» Task statement
Repeat the records below exactly as they appear.

» Provided data
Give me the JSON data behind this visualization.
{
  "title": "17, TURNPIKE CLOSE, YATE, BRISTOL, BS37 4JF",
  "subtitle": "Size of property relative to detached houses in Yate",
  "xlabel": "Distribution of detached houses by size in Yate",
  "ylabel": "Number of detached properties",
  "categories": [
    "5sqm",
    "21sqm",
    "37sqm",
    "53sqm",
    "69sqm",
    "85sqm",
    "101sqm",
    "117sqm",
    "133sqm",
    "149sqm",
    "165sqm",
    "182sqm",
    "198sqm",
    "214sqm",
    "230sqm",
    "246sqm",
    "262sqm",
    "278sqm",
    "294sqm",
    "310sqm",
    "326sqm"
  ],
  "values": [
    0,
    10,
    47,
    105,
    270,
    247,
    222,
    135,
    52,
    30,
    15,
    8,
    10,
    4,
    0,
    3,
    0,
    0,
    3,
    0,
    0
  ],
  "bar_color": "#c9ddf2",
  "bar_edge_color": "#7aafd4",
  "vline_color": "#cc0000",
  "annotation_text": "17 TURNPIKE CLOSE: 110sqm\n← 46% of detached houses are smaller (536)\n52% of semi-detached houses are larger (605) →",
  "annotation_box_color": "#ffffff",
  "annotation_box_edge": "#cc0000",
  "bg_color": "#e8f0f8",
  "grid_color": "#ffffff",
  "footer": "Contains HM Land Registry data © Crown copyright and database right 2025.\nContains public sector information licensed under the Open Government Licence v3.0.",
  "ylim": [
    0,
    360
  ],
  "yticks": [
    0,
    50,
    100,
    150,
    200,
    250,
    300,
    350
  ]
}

» Response
Give me the JSON data behind this visualization.
{
  "title": "17, TURNPIKE CLOSE, YATE, BRISTOL, BS37 4JF",
  "subtitle": "Size of property relative to detached houses in Yate",
  "xlabel": "Distribution of detached houses by size in Yate",
  "ylabel": "Number of detached properties",
  "categories": [
    "5sqm",
    "21sqm",
    "37sqm",
    "53sqm",
    "69sqm",
    "85sqm",
    "101sqm",
    "117sqm",
    "133sqm",
    "149sqm",
    "165sqm",
    "182sqm",
    "198sqm",
    "214sqm",
    "230sqm",
    "246sqm",
    "262sqm",
    "278sqm",
    "294sqm",
    "310sqm",
    "326sqm"
  ],
  "values": [
    0,
    10,
    47,
    105,
    270,
    247,
    222,
    135,
    52,
    30,
    15,
    8,
    10,
    4,
    0,
    3,
    0,
    0,
    3,
    0,
    0
  ],
  "bar_color": "#c9ddf2",
  "bar_edge_color": "#7aafd4",
  "vline_color": "#cc0000",
  "annotation_text": "17 TURNPIKE CLOSE: 110sqm\n← 46% of detached houses are smaller (536)\n52% of semi-detached houses are larger (605) →",
  "annotation_box_color": "#ffffff",
  "annotation_box_edge": "#cc0000",
  "bg_color": "#e8f0f8",
  "grid_color": "#ffffff",
  "footer": "Contains HM Land Registry data © Crown copyright and database right 2025.\nContains public sector information licensed under the Open Government Licence v3.0.",
  "ylim": [
    0,
    360
  ],
  "yticks": [
    0,
    50,
    100,
    150,
    200,
    250,
    300,
    350
  ]
}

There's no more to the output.